--- START OF Document ---

Two months into the Strait of Hormuz crisis, and the arithmetic is now unambiguous. Bangladesh entered 2026 with stronger-than-expected buffers — record remittances, rebuilding FX reserves, and easing inflation. May's data reveals how quickly a sustained energy supply shock can erode those buffers. Gross reserves have slipped from April's $35.04 billion peak to $34.32 billion. Inflation, which appeared to be turning a corner at 8.71% in March, has re-accelerated to 9.04% in April — driven squarely by fuel and transport costs. The energy import bill is estimated to have surged by $4.8 billion on an annualised basis. The remittance inflow, now in its fifth consecutive month above $3 billion, is providing a critical offset — but it is absorbing shock rather than building forward capacity.
The RMG export figure for April deserves careful reading. The 31.21% year-on-year growth to $3.14 billion is real in absolute terms, but it reflects a depressed April 2025 base — a month disrupted by the Eid-ul-Fitr overlap, India's transshipment revocation, and early buyer uncertainty from US trade policy signals. The underlying demand picture is more nuanced: Western retailers are still cautious, and the Hormuz-driven freight cost surge is compressing buyer margins. Headline export numbers will look strong through Q2 on base effects, but forward order pipelines deserve scrutiny.
On the structural side, the BOFR benchmark is now in its second operational month, providing daily rate signals that the market is beginning to internalise. The IMF's July review looms as the next major policy checkpoint — with the fund pressing for a time-bound financial sector reform roadmap before disbursing the next tranche. How Bangladesh navigates the energy shock while simultaneously demonstrating reform progress will define the credit story for the remainder of FY26.
MAY INT's read for May: the Hormuz crisis is no longer a risk event — it is the operating environment. Bangladesh's trade finance practitioners need to treat elevated energy costs, higher freight rates, and inflation persistence as baseline assumptions, not tail scenarios, for the rest of this fiscal year.
| Indicator | Value | Prior | Signal |
|---|---|---|---|
| Policy Rate (BB) | 10.00% | 10.00% | HOLD |
| BOFR (Apr 15 launch) | 10.42% | — | MONTH 2 |
| Standing Deposit Facility | 7.50% | 8.00% | CUT −50bps |
| FX Reserves (BPM-6) | $29.65B | ~$30.1B | DECLINING |
| RMG Exports (Apr) | $3.14B | $3.48B (Mar) | +31% YoY* |
| Trade Deficit (Jul–Mar) | $19.17B | $16.1B prior yr | WIDENING |
| Remittance (Jul–Apr) | $29.33B | $24.54B prior yr | +19.5% YoY |
* RMG April YoY growth reflects depressed April 2025 base. Sources: Bangladesh Bank, BGMEA, BB BOFR portal.

--- END OF Document ---
--- START OF Dataset rows ---

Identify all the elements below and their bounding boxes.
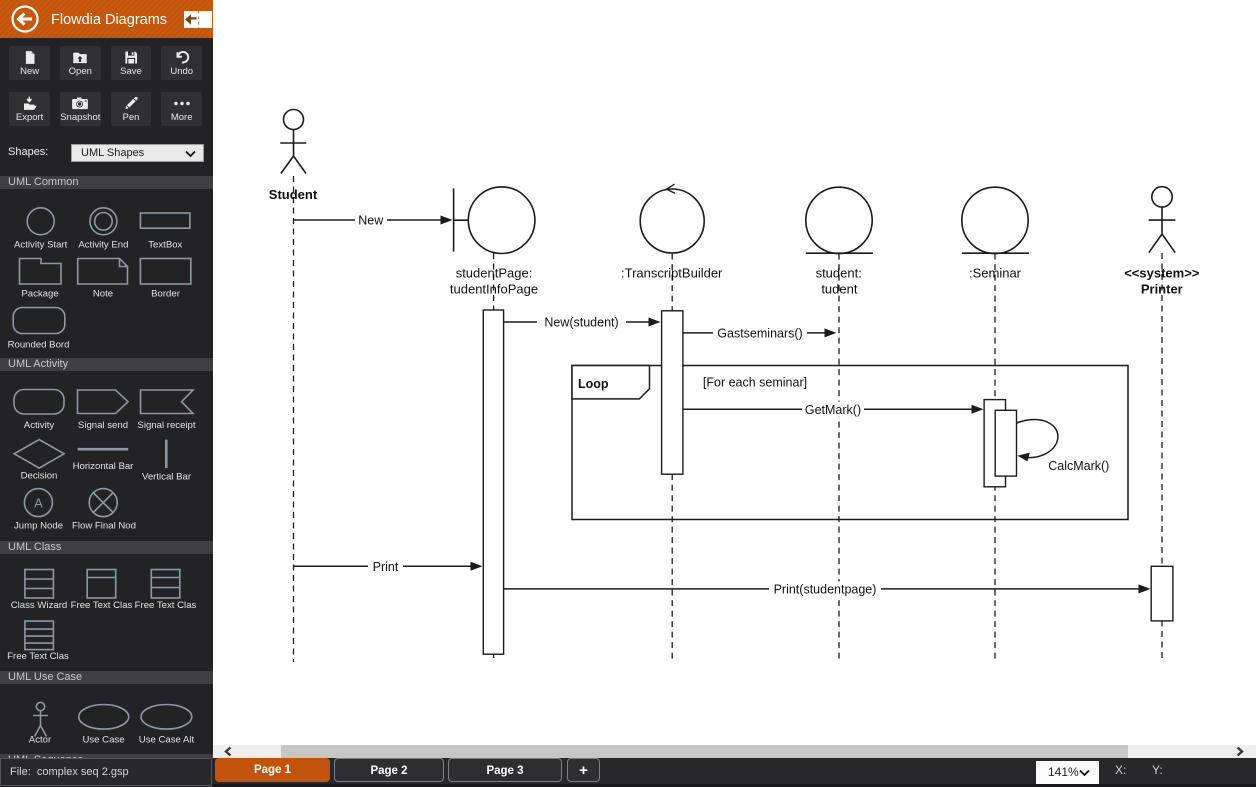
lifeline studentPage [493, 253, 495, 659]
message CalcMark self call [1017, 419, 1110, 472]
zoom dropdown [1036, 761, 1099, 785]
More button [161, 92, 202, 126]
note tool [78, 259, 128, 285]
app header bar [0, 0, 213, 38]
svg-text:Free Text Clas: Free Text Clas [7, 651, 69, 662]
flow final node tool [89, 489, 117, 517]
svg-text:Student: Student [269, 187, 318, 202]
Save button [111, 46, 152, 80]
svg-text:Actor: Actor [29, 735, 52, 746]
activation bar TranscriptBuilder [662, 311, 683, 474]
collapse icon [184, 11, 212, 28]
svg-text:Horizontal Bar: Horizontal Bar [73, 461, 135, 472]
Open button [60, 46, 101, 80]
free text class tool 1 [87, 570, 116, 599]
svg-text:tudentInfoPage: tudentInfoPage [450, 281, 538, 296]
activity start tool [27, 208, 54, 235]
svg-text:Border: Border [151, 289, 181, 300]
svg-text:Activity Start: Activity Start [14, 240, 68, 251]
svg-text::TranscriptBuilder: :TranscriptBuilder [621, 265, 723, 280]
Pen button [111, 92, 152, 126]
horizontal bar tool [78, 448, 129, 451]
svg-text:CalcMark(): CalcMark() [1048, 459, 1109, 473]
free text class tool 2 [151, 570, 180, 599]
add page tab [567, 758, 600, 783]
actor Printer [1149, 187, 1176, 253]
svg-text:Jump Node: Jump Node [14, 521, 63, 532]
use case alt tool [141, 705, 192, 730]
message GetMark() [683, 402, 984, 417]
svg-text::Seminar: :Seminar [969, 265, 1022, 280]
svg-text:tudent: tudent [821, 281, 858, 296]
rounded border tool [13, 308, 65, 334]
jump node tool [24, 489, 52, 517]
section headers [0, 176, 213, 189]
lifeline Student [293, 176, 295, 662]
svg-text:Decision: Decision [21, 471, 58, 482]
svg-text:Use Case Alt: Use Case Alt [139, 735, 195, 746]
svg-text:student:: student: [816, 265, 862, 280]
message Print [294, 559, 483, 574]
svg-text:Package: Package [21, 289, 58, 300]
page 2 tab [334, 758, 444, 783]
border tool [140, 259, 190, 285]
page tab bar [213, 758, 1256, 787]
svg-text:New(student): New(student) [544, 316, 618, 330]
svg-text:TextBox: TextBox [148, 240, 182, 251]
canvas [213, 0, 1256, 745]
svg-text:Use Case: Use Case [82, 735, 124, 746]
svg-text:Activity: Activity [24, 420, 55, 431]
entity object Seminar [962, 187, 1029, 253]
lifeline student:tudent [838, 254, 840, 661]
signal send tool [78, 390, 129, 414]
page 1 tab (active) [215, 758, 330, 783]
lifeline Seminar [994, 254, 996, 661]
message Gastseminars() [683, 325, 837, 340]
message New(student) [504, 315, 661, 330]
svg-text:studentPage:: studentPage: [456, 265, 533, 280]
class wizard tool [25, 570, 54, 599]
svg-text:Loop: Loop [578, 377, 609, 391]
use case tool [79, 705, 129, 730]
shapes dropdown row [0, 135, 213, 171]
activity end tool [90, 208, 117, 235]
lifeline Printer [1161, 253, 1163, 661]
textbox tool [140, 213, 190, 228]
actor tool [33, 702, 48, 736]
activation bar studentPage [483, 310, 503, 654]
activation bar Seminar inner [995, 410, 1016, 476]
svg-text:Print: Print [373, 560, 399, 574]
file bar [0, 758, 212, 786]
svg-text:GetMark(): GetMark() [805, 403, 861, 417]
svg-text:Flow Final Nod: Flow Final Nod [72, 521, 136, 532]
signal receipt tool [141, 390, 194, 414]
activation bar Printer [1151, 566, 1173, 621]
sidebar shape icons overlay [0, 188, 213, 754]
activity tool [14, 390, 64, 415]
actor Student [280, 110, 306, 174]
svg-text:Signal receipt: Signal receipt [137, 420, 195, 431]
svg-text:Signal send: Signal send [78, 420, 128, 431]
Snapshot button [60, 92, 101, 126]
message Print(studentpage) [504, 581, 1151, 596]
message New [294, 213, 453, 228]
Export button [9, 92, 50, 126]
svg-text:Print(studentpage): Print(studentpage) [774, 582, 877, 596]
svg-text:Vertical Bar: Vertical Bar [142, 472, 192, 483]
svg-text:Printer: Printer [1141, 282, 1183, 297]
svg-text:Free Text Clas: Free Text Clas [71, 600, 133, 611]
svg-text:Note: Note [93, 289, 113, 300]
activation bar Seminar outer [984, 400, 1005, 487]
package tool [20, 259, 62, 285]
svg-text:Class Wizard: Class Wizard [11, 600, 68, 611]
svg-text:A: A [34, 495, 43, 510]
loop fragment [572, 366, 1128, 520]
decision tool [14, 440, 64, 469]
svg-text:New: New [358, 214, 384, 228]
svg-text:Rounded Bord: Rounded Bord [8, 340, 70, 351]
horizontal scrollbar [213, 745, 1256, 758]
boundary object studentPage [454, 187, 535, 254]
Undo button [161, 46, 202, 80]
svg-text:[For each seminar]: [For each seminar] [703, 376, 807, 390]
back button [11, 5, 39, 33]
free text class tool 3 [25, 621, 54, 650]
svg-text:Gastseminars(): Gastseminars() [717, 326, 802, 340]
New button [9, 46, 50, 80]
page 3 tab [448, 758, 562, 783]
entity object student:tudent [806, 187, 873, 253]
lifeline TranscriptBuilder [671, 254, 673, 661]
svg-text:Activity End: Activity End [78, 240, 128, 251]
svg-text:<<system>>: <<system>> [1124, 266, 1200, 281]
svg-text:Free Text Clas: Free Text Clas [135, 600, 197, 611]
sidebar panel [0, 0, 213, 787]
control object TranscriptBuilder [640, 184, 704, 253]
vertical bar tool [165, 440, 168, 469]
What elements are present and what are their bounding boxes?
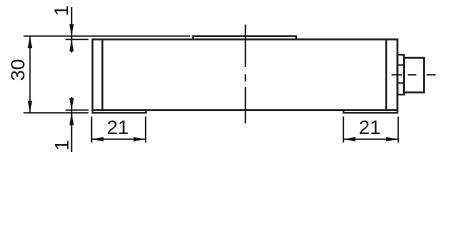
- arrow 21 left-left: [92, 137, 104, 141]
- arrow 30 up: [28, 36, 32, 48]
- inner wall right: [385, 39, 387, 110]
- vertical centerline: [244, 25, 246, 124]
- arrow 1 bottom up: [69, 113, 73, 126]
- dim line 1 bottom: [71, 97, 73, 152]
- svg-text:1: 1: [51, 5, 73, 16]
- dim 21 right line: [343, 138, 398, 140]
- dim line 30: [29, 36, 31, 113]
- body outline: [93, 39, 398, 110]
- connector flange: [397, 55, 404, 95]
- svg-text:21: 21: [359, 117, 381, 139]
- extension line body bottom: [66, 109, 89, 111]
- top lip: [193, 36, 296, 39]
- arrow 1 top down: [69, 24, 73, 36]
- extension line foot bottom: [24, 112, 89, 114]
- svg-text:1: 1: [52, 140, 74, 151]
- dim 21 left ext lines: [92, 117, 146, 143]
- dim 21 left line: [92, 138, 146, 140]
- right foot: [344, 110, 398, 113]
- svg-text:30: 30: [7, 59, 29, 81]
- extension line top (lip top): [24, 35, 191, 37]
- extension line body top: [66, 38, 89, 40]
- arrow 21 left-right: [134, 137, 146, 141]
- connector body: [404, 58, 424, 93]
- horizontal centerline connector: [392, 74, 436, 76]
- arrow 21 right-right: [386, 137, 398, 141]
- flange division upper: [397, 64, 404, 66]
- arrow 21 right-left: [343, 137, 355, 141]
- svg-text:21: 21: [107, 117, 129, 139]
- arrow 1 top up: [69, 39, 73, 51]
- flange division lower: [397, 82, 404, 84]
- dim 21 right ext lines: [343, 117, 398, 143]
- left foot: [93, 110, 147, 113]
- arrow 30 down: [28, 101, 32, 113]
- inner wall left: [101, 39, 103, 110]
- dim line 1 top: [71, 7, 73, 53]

--- END OF Dataset rows ---

Problem details =>
Answer these questions from the commentary on Bangladesh's economy:
1. What inflation rate did Bangladesh record in April?
2. In which month is the IMF's next review scheduled?
3. By how many basis points was the Standing Deposit Facility cut, and what is its new rate?

Result of the task =>
1. 9.04%
2. July
3. 50 basis points, to 7.50%